■ **Supplied records**:

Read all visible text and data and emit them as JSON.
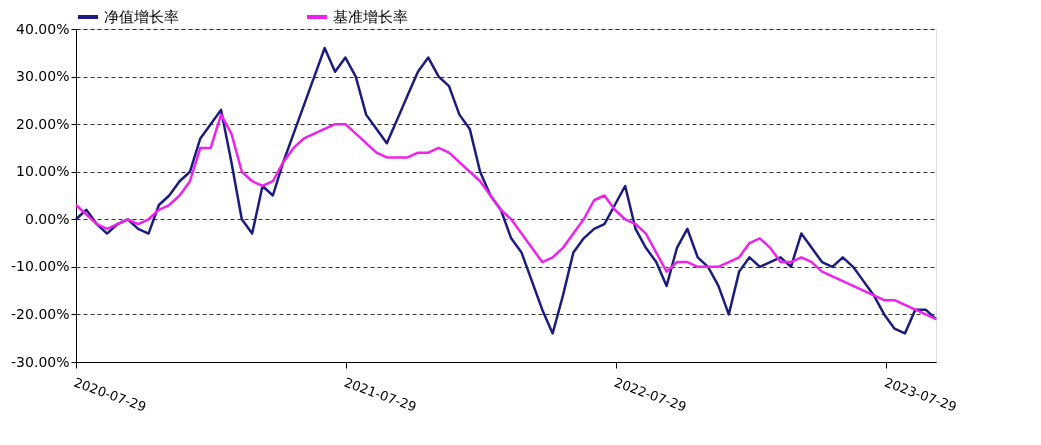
{
  "chart_data": {
    "type": "line",
    "legend": "top",
    "grid": "y",
    "line_style": "solid",
    "marker": "none",
    "x": [
      "2020-07-29",
      "2020-08-12",
      "2020-08-26",
      "2020-09-09",
      "2020-09-23",
      "2020-10-07",
      "2020-10-21",
      "2020-11-04",
      "2020-11-18",
      "2020-12-02",
      "2020-12-16",
      "2020-12-30",
      "2021-01-13",
      "2021-01-27",
      "2021-02-10",
      "2021-02-24",
      "2021-03-10",
      "2021-03-24",
      "2021-04-07",
      "2021-04-21",
      "2021-05-05",
      "2021-05-19",
      "2021-06-02",
      "2021-06-16",
      "2021-06-30",
      "2021-07-14",
      "2021-07-28",
      "2021-08-11",
      "2021-08-25",
      "2021-09-08",
      "2021-09-22",
      "2021-10-06",
      "2021-10-20",
      "2021-11-03",
      "2021-11-17",
      "2021-12-01",
      "2021-12-15",
      "2021-12-29",
      "2022-01-12",
      "2022-01-26",
      "2022-02-09",
      "2022-02-23",
      "2022-03-09",
      "2022-03-23",
      "2022-04-06",
      "2022-04-20",
      "2022-05-04",
      "2022-05-18",
      "2022-06-01",
      "2022-06-15",
      "2022-06-29",
      "2022-07-13",
      "2022-07-27",
      "2022-08-10",
      "2022-08-24",
      "2022-09-07",
      "2022-09-21",
      "2022-10-05",
      "2022-10-19",
      "2022-11-02",
      "2022-11-16",
      "2022-11-30",
      "2022-12-14",
      "2022-12-28",
      "2023-01-11",
      "2023-01-25",
      "2023-02-08",
      "2023-02-22",
      "2023-03-08",
      "2023-03-22",
      "2023-04-05",
      "2023-04-19",
      "2023-05-03",
      "2023-05-17",
      "2023-05-31",
      "2023-06-14",
      "2023-06-28",
      "2023-07-12",
      "2023-07-26",
      "2023-08-09",
      "2023-08-23",
      "2023-09-06",
      "2023-09-20",
      "2023-10-04"
    ],
    "series": [
      {
        "name": "净值增长率",
        "color": "#1c1c80",
        "values": [
          0,
          2,
          -1,
          -3,
          -1,
          0,
          -2,
          -3,
          3,
          5,
          8,
          10,
          17,
          20,
          23,
          12,
          0,
          -3,
          7,
          5,
          12,
          18,
          24,
          30,
          36,
          31,
          34,
          30,
          22,
          19,
          16,
          21,
          26,
          31,
          34,
          30,
          28,
          22,
          19,
          10,
          5,
          2,
          -4,
          -7,
          -13,
          -19,
          -24,
          -16,
          -7,
          -4,
          -2,
          -1,
          3,
          7,
          -2,
          -6,
          -9,
          -14,
          -6,
          -2,
          -8,
          -10,
          -14,
          -20,
          -11,
          -8,
          -10,
          -9,
          -8,
          -10,
          -3,
          -6,
          -9,
          -10,
          -8,
          -10,
          -13,
          -16,
          -20,
          -23,
          -24,
          -19,
          -19,
          -21
        ]
      },
      {
        "name": "基准增长率",
        "color": "#ee22ee",
        "values": [
          3,
          1,
          -1,
          -2,
          -1,
          0,
          -1,
          0,
          2,
          3,
          5,
          8,
          15,
          15,
          22,
          18,
          10,
          8,
          7,
          8,
          12,
          15,
          17,
          18,
          19,
          20,
          20,
          18,
          16,
          14,
          13,
          13,
          13,
          14,
          14,
          15,
          14,
          12,
          10,
          8,
          5,
          2,
          0,
          -3,
          -6,
          -9,
          -8,
          -6,
          -3,
          0,
          4,
          5,
          2,
          0,
          -1,
          -3,
          -7,
          -11,
          -9,
          -9,
          -10,
          -10,
          -10,
          -9,
          -8,
          -5,
          -4,
          -6,
          -9,
          -9,
          -8,
          -9,
          -11,
          -12,
          -13,
          -14,
          -15,
          -16,
          -17,
          -17,
          -18,
          -19,
          -20,
          -21
        ]
      }
    ],
    "xlim": [
      "2020-07-29",
      "2023-10-04"
    ],
    "xticks": [
      "2020-07-29",
      "2021-07-29",
      "2022-07-29",
      "2023-07-29"
    ],
    "ylim": [
      -30,
      40
    ],
    "yticks": [
      {
        "value": -30,
        "label": "-30.00%"
      },
      {
        "value": -20,
        "label": "-20.00%"
      },
      {
        "value": -10,
        "label": "-10.00%"
      },
      {
        "value": 0,
        "label": "0.00%"
      },
      {
        "value": 10,
        "label": "10.00%"
      },
      {
        "value": 20,
        "label": "20.00%"
      },
      {
        "value": 30,
        "label": "30.00%"
      },
      {
        "value": 40,
        "label": "40.00%"
      }
    ]
  }
}
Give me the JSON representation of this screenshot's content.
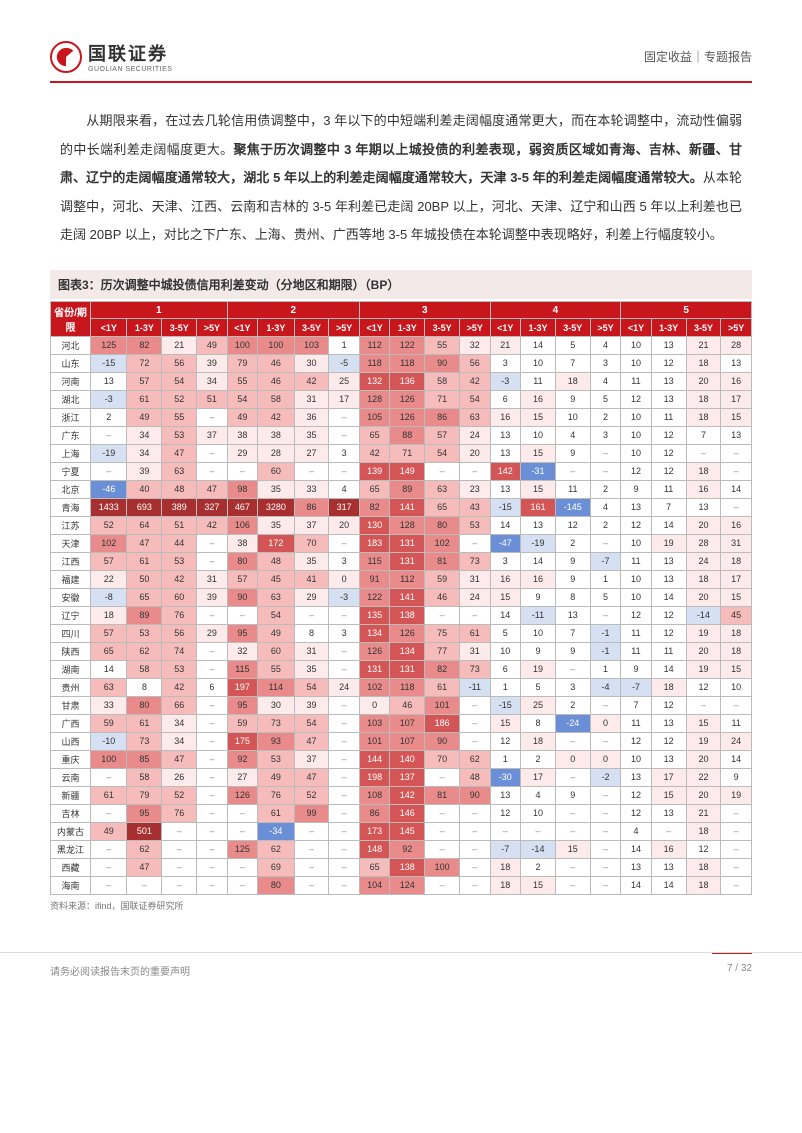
{
  "header": {
    "logo_cn": "国联证券",
    "logo_en": "GUOLIAN SECURITIES",
    "right": "固定收益｜专题报告"
  },
  "body": {
    "p1": "　　从期限来看，在过去几轮信用债调整中，3 年以下的中短端利差走阔幅度通常更大，而在本轮调整中，流动性偏弱的中长端利差走阔幅度更大。",
    "p1b": "聚焦于历次调整中 3 年期以上城投债的利差表现，弱资质区域如青海、吉林、新疆、甘肃、辽宁的走阔幅度通常较大，湖北 5 年以上的利差走阔幅度通常较大，天津 3-5 年的利差走阔幅度通常较大。",
    "p1c": "从本轮调整中，河北、天津、江西、云南和吉林的 3-5 年利差已走阔 20BP 以上，河北、天津、辽宁和山西 5 年以上利差也已走阔 20BP 以上，对比之下广东、上海、贵州、广西等地 3-5 年城投债在本轮调整中表现略好，利差上行幅度较小。"
  },
  "caption": "图表3：历次调整中城投债信用利差变动（分地区和期限）（BP）",
  "source": "资料来源：ifind，国联证券研究所",
  "footer_left": "请务必阅读报告末页的重要声明",
  "footer_right": "7 / 32",
  "table": {
    "corner": "省份/期限",
    "groups": [
      "1",
      "2",
      "3",
      "4",
      "5"
    ],
    "subcols": [
      "<1Y",
      "1-3Y",
      "3-5Y",
      ">5Y"
    ],
    "rows": [
      {
        "n": "河北",
        "v": [
          "125",
          "82",
          "21",
          "49",
          "100",
          "100",
          "103",
          "1",
          "112",
          "122",
          "55",
          "32",
          "21",
          "14",
          "5",
          "4",
          "10",
          "13",
          "21",
          "28"
        ]
      },
      {
        "n": "山东",
        "v": [
          "-15",
          "72",
          "56",
          "39",
          "79",
          "46",
          "30",
          "-5",
          "118",
          "118",
          "90",
          "56",
          "3",
          "10",
          "7",
          "3",
          "10",
          "12",
          "18",
          "13"
        ]
      },
      {
        "n": "河南",
        "v": [
          "13",
          "57",
          "54",
          "34",
          "55",
          "46",
          "42",
          "25",
          "132",
          "136",
          "58",
          "42",
          "-3",
          "11",
          "18",
          "4",
          "11",
          "13",
          "20",
          "16"
        ]
      },
      {
        "n": "湖北",
        "v": [
          "-3",
          "61",
          "52",
          "51",
          "54",
          "58",
          "31",
          "17",
          "128",
          "126",
          "71",
          "54",
          "6",
          "16",
          "9",
          "5",
          "12",
          "13",
          "18",
          "17"
        ]
      },
      {
        "n": "浙江",
        "v": [
          "2",
          "49",
          "55",
          "–",
          "49",
          "42",
          "36",
          "–",
          "105",
          "126",
          "86",
          "63",
          "16",
          "15",
          "10",
          "2",
          "10",
          "11",
          "18",
          "15"
        ]
      },
      {
        "n": "广东",
        "v": [
          "–",
          "34",
          "53",
          "37",
          "38",
          "38",
          "35",
          "–",
          "65",
          "88",
          "57",
          "24",
          "13",
          "10",
          "4",
          "3",
          "10",
          "12",
          "7",
          "13"
        ]
      },
      {
        "n": "上海",
        "v": [
          "-19",
          "34",
          "47",
          "–",
          "29",
          "28",
          "27",
          "3",
          "42",
          "71",
          "54",
          "20",
          "13",
          "15",
          "9",
          "–",
          "10",
          "12",
          "–",
          "–"
        ]
      },
      {
        "n": "宁夏",
        "v": [
          "–",
          "39",
          "63",
          "–",
          "–",
          "60",
          "–",
          "–",
          "139",
          "149",
          "–",
          "–",
          "142",
          "-31",
          "–",
          "–",
          "12",
          "12",
          "18",
          "–"
        ]
      },
      {
        "n": "北京",
        "v": [
          "-46",
          "40",
          "48",
          "47",
          "98",
          "35",
          "33",
          "4",
          "65",
          "89",
          "63",
          "23",
          "13",
          "15",
          "11",
          "2",
          "9",
          "11",
          "16",
          "14"
        ]
      },
      {
        "n": "青海",
        "v": [
          "1433",
          "693",
          "389",
          "327",
          "467",
          "3280",
          "86",
          "317",
          "82",
          "141",
          "65",
          "43",
          "-15",
          "161",
          "-145",
          "4",
          "13",
          "7",
          "13",
          "–"
        ]
      },
      {
        "n": "江苏",
        "v": [
          "52",
          "64",
          "51",
          "42",
          "106",
          "35",
          "37",
          "20",
          "130",
          "128",
          "80",
          "53",
          "14",
          "13",
          "12",
          "2",
          "12",
          "14",
          "20",
          "16"
        ]
      },
      {
        "n": "天津",
        "v": [
          "102",
          "47",
          "44",
          "–",
          "38",
          "172",
          "70",
          "–",
          "183",
          "131",
          "102",
          "–",
          "-47",
          "-19",
          "2",
          "–",
          "10",
          "19",
          "28",
          "31"
        ]
      },
      {
        "n": "江西",
        "v": [
          "57",
          "61",
          "53",
          "–",
          "80",
          "48",
          "35",
          "3",
          "115",
          "131",
          "81",
          "73",
          "3",
          "14",
          "9",
          "-7",
          "11",
          "13",
          "24",
          "18"
        ]
      },
      {
        "n": "福建",
        "v": [
          "22",
          "50",
          "42",
          "31",
          "57",
          "45",
          "41",
          "0",
          "91",
          "112",
          "59",
          "31",
          "16",
          "16",
          "9",
          "1",
          "10",
          "13",
          "18",
          "17"
        ]
      },
      {
        "n": "安徽",
        "v": [
          "-8",
          "65",
          "60",
          "39",
          "90",
          "63",
          "29",
          "-3",
          "122",
          "141",
          "46",
          "24",
          "15",
          "9",
          "8",
          "5",
          "10",
          "14",
          "20",
          "15"
        ]
      },
      {
        "n": "辽宁",
        "v": [
          "18",
          "89",
          "76",
          "–",
          "–",
          "54",
          "–",
          "–",
          "135",
          "138",
          "–",
          "–",
          "14",
          "-11",
          "13",
          "–",
          "12",
          "12",
          "-14",
          "45"
        ]
      },
      {
        "n": "四川",
        "v": [
          "57",
          "53",
          "56",
          "29",
          "95",
          "49",
          "8",
          "3",
          "134",
          "126",
          "75",
          "61",
          "5",
          "10",
          "7",
          "-1",
          "11",
          "12",
          "19",
          "18"
        ]
      },
      {
        "n": "陕西",
        "v": [
          "65",
          "62",
          "74",
          "–",
          "32",
          "60",
          "31",
          "–",
          "126",
          "134",
          "77",
          "31",
          "10",
          "9",
          "9",
          "-1",
          "11",
          "11",
          "20",
          "18"
        ]
      },
      {
        "n": "湖南",
        "v": [
          "14",
          "58",
          "53",
          "–",
          "115",
          "55",
          "35",
          "–",
          "131",
          "131",
          "82",
          "73",
          "6",
          "19",
          "–",
          "1",
          "9",
          "14",
          "19",
          "15"
        ]
      },
      {
        "n": "贵州",
        "v": [
          "63",
          "8",
          "42",
          "6",
          "197",
          "114",
          "54",
          "24",
          "102",
          "118",
          "61",
          "-11",
          "1",
          "5",
          "3",
          "-4",
          "-7",
          "18",
          "12",
          "10"
        ]
      },
      {
        "n": "甘肃",
        "v": [
          "33",
          "80",
          "66",
          "–",
          "95",
          "30",
          "39",
          "–",
          "0",
          "46",
          "101",
          "–",
          "-15",
          "25",
          "2",
          "–",
          "7",
          "12",
          "–",
          "–"
        ]
      },
      {
        "n": "广西",
        "v": [
          "59",
          "61",
          "34",
          "–",
          "59",
          "73",
          "54",
          "–",
          "103",
          "107",
          "186",
          "–",
          "15",
          "8",
          "-24",
          "0",
          "11",
          "13",
          "15",
          "11"
        ]
      },
      {
        "n": "山西",
        "v": [
          "-10",
          "73",
          "34",
          "–",
          "175",
          "93",
          "47",
          "–",
          "101",
          "107",
          "90",
          "–",
          "12",
          "18",
          "–",
          "–",
          "12",
          "12",
          "19",
          "24"
        ]
      },
      {
        "n": "重庆",
        "v": [
          "100",
          "85",
          "47",
          "–",
          "92",
          "53",
          "37",
          "–",
          "144",
          "140",
          "70",
          "62",
          "1",
          "2",
          "0",
          "0",
          "10",
          "13",
          "20",
          "14"
        ]
      },
      {
        "n": "云南",
        "v": [
          "–",
          "58",
          "26",
          "–",
          "27",
          "49",
          "47",
          "–",
          "198",
          "137",
          "–",
          "48",
          "-30",
          "17",
          "–",
          "-2",
          "13",
          "17",
          "22",
          "9"
        ]
      },
      {
        "n": "新疆",
        "v": [
          "61",
          "79",
          "52",
          "–",
          "126",
          "76",
          "52",
          "–",
          "108",
          "142",
          "81",
          "90",
          "13",
          "4",
          "9",
          "–",
          "12",
          "15",
          "20",
          "19"
        ]
      },
      {
        "n": "吉林",
        "v": [
          "–",
          "95",
          "76",
          "–",
          "–",
          "61",
          "99",
          "–",
          "86",
          "146",
          "–",
          "–",
          "12",
          "10",
          "–",
          "–",
          "12",
          "13",
          "21",
          "–"
        ]
      },
      {
        "n": "内蒙古",
        "v": [
          "49",
          "501",
          "–",
          "–",
          "–",
          "-34",
          "–",
          "–",
          "173",
          "145",
          "–",
          "–",
          "–",
          "–",
          "–",
          "–",
          "4",
          "–",
          "18",
          "–"
        ]
      },
      {
        "n": "黑龙江",
        "v": [
          "–",
          "62",
          "–",
          "–",
          "125",
          "62",
          "–",
          "–",
          "148",
          "92",
          "–",
          "–",
          "-7",
          "-14",
          "15",
          "–",
          "14",
          "16",
          "12",
          "–"
        ]
      },
      {
        "n": "西藏",
        "v": [
          "–",
          "47",
          "–",
          "–",
          "–",
          "69",
          "–",
          "–",
          "65",
          "138",
          "100",
          "–",
          "18",
          "2",
          "–",
          "–",
          "13",
          "13",
          "18",
          "–"
        ]
      },
      {
        "n": "海南",
        "v": [
          "–",
          "–",
          "–",
          "–",
          "–",
          "80",
          "–",
          "–",
          "104",
          "124",
          "–",
          "–",
          "18",
          "15",
          "–",
          "–",
          "14",
          "14",
          "18",
          "–"
        ]
      }
    ]
  },
  "heat": {
    "neg_hi": "#6b8fd6",
    "neg_lo": "#d5e0f2",
    "pos_lo": "#fdeaea",
    "pos_md": "#f6bcbc",
    "pos_hi": "#e98b8b",
    "pos_vh": "#d35555",
    "pos_xh": "#a82f2f",
    "zero": "#ffffff",
    "dash": "#ffffff"
  }
}
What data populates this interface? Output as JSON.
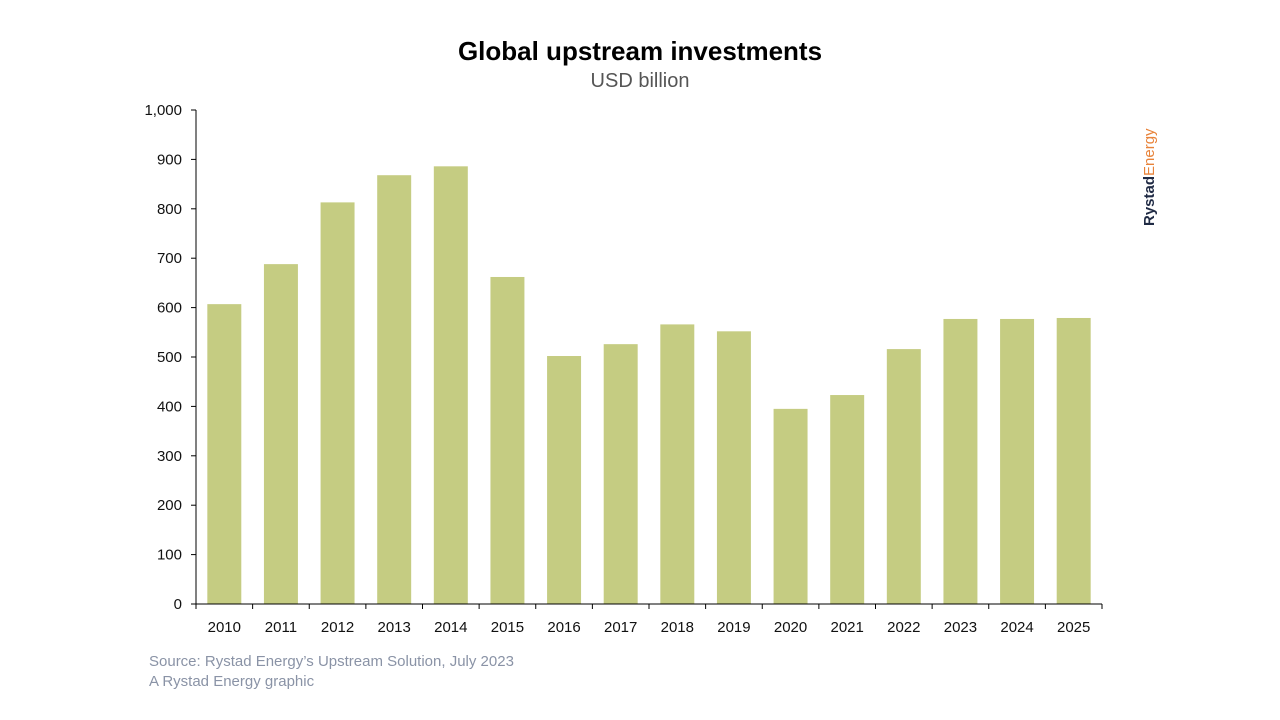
{
  "chart_data": {
    "type": "bar",
    "title": "Global upstream investments",
    "subtitle": "USD billion",
    "categories": [
      "2010",
      "2011",
      "2012",
      "2013",
      "2014",
      "2015",
      "2016",
      "2017",
      "2018",
      "2019",
      "2020",
      "2021",
      "2022",
      "2023",
      "2024",
      "2025"
    ],
    "values": [
      607,
      688,
      813,
      868,
      886,
      662,
      502,
      526,
      566,
      552,
      395,
      423,
      516,
      577,
      577,
      579
    ],
    "ylim": [
      0,
      1000
    ],
    "yticks": [
      0,
      100,
      200,
      300,
      400,
      500,
      600,
      700,
      800,
      900,
      1000
    ],
    "ytick_labels": [
      "0",
      "100",
      "200",
      "300",
      "400",
      "500",
      "600",
      "700",
      "800",
      "900",
      "1,000"
    ],
    "grid": false,
    "bar_color": "#c5cc82",
    "axis_color": "#000000"
  },
  "footer": {
    "source": "Source: Rystad Energy’s Upstream Solution, July 2023",
    "credit": "A Rystad Energy graphic"
  },
  "logo": {
    "part1": "Rystad",
    "part2": "Energy",
    "color1": "#1f2a44",
    "color2": "#e8833a"
  }
}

■ **Job**:
In the records above, find the line containing "What data populates", then please restate it and each line after it word for word, pictures excluded.

■ **Result of this task**:
What data populates this interface? Output as JSON.
{
  "chart_data": {
    "type": "bar",
    "title": "Global upstream investments",
    "subtitle": "USD billion",
    "categories": [
      "2010",
      "2011",
      "2012",
      "2013",
      "2014",
      "2015",
      "2016",
      "2017",
      "2018",
      "2019",
      "2020",
      "2021",
      "2022",
      "2023",
      "2024",
      "2025"
    ],
    "values": [
      607,
      688,
      813,
      868,
      886,
      662,
      502,
      526,
      566,
      552,
      395,
      423,
      516,
      577,
      577,
      579
    ],
    "ylim": [
      0,
      1000
    ],
    "yticks": [
      0,
      100,
      200,
      300,
      400,
      500,
      600,
      700,
      800,
      900,
      1000
    ],
    "ytick_labels": [
      "0",
      "100",
      "200",
      "300",
      "400",
      "500",
      "600",
      "700",
      "800",
      "900",
      "1,000"
    ],
    "grid": false,
    "bar_color": "#c5cc82",
    "axis_color": "#000000"
  },
  "footer": {
    "source": "Source: Rystad Energy’s Upstream Solution, July 2023",
    "credit": "A Rystad Energy graphic"
  },
  "logo": {
    "part1": "Rystad",
    "part2": "Energy",
    "color1": "#1f2a44",
    "color2": "#e8833a"
  }
}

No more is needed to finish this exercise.